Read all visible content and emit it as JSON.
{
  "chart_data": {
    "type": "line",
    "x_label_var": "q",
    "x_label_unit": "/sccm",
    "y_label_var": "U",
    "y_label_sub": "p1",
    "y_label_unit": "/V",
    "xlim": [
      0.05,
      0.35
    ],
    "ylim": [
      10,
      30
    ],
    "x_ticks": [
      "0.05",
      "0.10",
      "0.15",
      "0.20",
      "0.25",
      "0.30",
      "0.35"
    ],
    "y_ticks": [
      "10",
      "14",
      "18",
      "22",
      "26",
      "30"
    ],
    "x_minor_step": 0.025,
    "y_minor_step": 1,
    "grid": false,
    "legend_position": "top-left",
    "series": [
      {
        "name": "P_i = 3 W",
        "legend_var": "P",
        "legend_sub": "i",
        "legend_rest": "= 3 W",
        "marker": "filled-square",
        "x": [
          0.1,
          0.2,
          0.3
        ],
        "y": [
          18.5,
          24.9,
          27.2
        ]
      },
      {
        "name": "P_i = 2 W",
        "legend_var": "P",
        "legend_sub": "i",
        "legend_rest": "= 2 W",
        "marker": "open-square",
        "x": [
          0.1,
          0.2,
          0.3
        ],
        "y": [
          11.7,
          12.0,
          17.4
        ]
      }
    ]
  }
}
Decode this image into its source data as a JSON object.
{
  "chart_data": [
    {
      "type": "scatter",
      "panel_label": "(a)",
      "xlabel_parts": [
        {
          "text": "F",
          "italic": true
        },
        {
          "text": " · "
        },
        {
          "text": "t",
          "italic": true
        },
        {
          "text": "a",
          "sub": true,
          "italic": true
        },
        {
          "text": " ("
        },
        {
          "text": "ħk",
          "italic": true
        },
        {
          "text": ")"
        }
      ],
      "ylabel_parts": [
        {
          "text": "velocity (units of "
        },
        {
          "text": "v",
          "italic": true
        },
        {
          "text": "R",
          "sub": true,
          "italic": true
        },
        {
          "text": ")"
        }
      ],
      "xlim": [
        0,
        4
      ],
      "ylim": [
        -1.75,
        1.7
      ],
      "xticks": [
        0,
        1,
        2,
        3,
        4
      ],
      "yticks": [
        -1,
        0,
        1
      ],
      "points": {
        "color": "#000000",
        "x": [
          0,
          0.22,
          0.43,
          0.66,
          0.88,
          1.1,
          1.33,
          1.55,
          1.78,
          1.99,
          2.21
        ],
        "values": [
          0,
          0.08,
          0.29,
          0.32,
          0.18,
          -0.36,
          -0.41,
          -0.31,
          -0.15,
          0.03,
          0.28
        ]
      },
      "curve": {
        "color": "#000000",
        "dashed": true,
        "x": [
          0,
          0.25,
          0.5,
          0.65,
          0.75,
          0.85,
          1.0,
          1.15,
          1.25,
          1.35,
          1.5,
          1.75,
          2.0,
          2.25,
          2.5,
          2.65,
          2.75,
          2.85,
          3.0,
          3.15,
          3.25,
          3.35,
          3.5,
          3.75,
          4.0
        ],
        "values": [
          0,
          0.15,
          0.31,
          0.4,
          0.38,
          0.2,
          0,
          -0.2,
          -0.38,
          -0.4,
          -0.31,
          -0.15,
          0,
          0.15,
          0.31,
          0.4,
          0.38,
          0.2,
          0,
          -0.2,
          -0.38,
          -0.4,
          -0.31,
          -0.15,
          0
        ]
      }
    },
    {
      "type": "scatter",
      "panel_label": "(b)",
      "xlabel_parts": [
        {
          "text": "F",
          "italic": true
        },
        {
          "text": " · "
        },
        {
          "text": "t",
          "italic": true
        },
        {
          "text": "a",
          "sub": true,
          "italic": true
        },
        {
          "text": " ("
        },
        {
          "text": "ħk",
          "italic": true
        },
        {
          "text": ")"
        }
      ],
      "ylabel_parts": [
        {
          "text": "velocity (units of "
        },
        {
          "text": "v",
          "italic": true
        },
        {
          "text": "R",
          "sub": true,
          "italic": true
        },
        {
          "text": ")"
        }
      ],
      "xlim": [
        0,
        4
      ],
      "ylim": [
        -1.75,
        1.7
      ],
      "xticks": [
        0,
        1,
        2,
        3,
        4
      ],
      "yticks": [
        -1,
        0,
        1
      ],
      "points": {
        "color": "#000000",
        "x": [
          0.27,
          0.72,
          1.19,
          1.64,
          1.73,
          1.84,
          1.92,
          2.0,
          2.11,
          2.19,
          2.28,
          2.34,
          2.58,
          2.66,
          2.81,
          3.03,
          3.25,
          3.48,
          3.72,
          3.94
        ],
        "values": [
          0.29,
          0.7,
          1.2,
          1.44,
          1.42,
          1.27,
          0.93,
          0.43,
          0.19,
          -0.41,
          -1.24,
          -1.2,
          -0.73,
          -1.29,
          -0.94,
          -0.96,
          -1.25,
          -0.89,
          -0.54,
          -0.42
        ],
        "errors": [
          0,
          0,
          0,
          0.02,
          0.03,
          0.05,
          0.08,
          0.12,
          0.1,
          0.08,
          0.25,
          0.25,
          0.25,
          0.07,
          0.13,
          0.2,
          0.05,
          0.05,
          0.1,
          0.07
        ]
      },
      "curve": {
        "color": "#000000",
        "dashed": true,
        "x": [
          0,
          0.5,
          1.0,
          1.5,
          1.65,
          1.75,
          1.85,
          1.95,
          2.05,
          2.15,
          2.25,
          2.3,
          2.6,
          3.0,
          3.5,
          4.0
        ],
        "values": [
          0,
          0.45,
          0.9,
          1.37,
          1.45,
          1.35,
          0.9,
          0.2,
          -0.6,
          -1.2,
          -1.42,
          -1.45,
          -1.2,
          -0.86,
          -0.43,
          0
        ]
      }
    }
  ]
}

━━━━━━

PROBLEM TO WORK ON ▸
Your task is to transcribe the listing above in full, exactly as given.

SOLUTION TO THIS PROBLEM ▸
Read all visible content and emit it as JSON.
{
  "chart_data": {
    "type": "line",
    "x_label_var": "q",
    "x_label_unit": "/sccm",
    "y_label_var": "U",
    "y_label_sub": "p1",
    "y_label_unit": "/V",
    "xlim": [
      0.05,
      0.35
    ],
    "ylim": [
      10,
      30
    ],
    "x_ticks": [
      "0.05",
      "0.10",
      "0.15",
      "0.20",
      "0.25",
      "0.30",
      "0.35"
    ],
    "y_ticks": [
      "10",
      "14",
      "18",
      "22",
      "26",
      "30"
    ],
    "x_minor_step": 0.025,
    "y_minor_step": 1,
    "grid": false,
    "legend_position": "top-left",
    "series": [
      {
        "name": "P_i = 3 W",
        "legend_var": "P",
        "legend_sub": "i",
        "legend_rest": "= 3 W",
        "marker": "filled-square",
        "x": [
          0.1,
          0.2,
          0.3
        ],
        "y": [
          18.5,
          24.9,
          27.2
        ]
      },
      {
        "name": "P_i = 2 W",
        "legend_var": "P",
        "legend_sub": "i",
        "legend_rest": "= 2 W",
        "marker": "open-square",
        "x": [
          0.1,
          0.2,
          0.3
        ],
        "y": [
          11.7,
          12.0,
          17.4
        ]
      }
    ]
  }
}
Decode this image into its source data as a JSON object.
{
  "chart_data": [
    {
      "type": "scatter",
      "panel_label": "(a)",
      "xlabel_parts": [
        {
          "text": "F",
          "italic": true
        },
        {
          "text": " · "
        },
        {
          "text": "t",
          "italic": true
        },
        {
          "text": "a",
          "sub": true,
          "italic": true
        },
        {
          "text": " ("
        },
        {
          "text": "ħk",
          "italic": true
        },
        {
          "text": ")"
        }
      ],
      "ylabel_parts": [
        {
          "text": "velocity (units of "
        },
        {
          "text": "v",
          "italic": true
        },
        {
          "text": "R",
          "sub": true,
          "italic": true
        },
        {
          "text": ")"
        }
      ],
      "xlim": [
        0,
        4
      ],
      "ylim": [
        -1.75,
        1.7
      ],
      "xticks": [
        0,
        1,
        2,
        3,
        4
      ],
      "yticks": [
        -1,
        0,
        1
      ],
      "points": {
        "color": "#000000",
        "x": [
          0,
          0.22,
          0.43,
          0.66,
          0.88,
          1.1,
          1.33,
          1.55,
          1.78,
          1.99,
          2.21
        ],
        "values": [
          0,
          0.08,
          0.29,
          0.32,
          0.18,
          -0.36,
          -0.41,
          -0.31,
          -0.15,
          0.03,
          0.28
        ]
      },
      "curve": {
        "color": "#000000",
        "dashed": true,
        "x": [
          0,
          0.25,
          0.5,
          0.65,
          0.75,
          0.85,
          1.0,
          1.15,
          1.25,
          1.35,
          1.5,
          1.75,
          2.0,
          2.25,
          2.5,
          2.65,
          2.75,
          2.85,
          3.0,
          3.15,
          3.25,
          3.35,
          3.5,
          3.75,
          4.0
        ],
        "values": [
          0,
          0.15,
          0.31,
          0.4,
          0.38,
          0.2,
          0,
          -0.2,
          -0.38,
          -0.4,
          -0.31,
          -0.15,
          0,
          0.15,
          0.31,
          0.4,
          0.38,
          0.2,
          0,
          -0.2,
          -0.38,
          -0.4,
          -0.31,
          -0.15,
          0
        ]
      }
    },
    {
      "type": "scatter",
      "panel_label": "(b)",
      "xlabel_parts": [
        {
          "text": "F",
          "italic": true
        },
        {
          "text": " · "
        },
        {
          "text": "t",
          "italic": true
        },
        {
          "text": "a",
          "sub": true,
          "italic": true
        },
        {
          "text": " ("
        },
        {
          "text": "ħk",
          "italic": true
        },
        {
          "text": ")"
        }
      ],
      "ylabel_parts": [
        {
          "text": "velocity (units of "
        },
        {
          "text": "v",
          "italic": true
        },
        {
          "text": "R",
          "sub": true,
          "italic": true
        },
        {
          "text": ")"
        }
      ],
      "xlim": [
        0,
        4
      ],
      "ylim": [
        -1.75,
        1.7
      ],
      "xticks": [
        0,
        1,
        2,
        3,
        4
      ],
      "yticks": [
        -1,
        0,
        1
      ],
      "points": {
        "color": "#000000",
        "x": [
          0.27,
          0.72,
          1.19,
          1.64,
          1.73,
          1.84,
          1.92,
          2.0,
          2.11,
          2.19,
          2.28,
          2.34,
          2.58,
          2.66,
          2.81,
          3.03,
          3.25,
          3.48,
          3.72,
          3.94
        ],
        "values": [
          0.29,
          0.7,
          1.2,
          1.44,
          1.42,
          1.27,
          0.93,
          0.43,
          0.19,
          -0.41,
          -1.24,
          -1.2,
          -0.73,
          -1.29,
          -0.94,
          -0.96,
          -1.25,
          -0.89,
          -0.54,
          -0.42
        ],
        "errors": [
          0,
          0,
          0,
          0.02,
          0.03,
          0.05,
          0.08,
          0.12,
          0.1,
          0.08,
          0.25,
          0.25,
          0.25,
          0.07,
          0.13,
          0.2,
          0.05,
          0.05,
          0.1,
          0.07
        ]
      },
      "curve": {
        "color": "#000000",
        "dashed": true,
        "x": [
          0,
          0.5,
          1.0,
          1.5,
          1.65,
          1.75,
          1.85,
          1.95,
          2.05,
          2.15,
          2.25,
          2.3,
          2.6,
          3.0,
          3.5,
          4.0
        ],
        "values": [
          0,
          0.45,
          0.9,
          1.37,
          1.45,
          1.35,
          0.9,
          0.2,
          -0.6,
          -1.2,
          -1.42,
          -1.45,
          -1.2,
          -0.86,
          -0.43,
          0
        ]
      }
    }
  ]
}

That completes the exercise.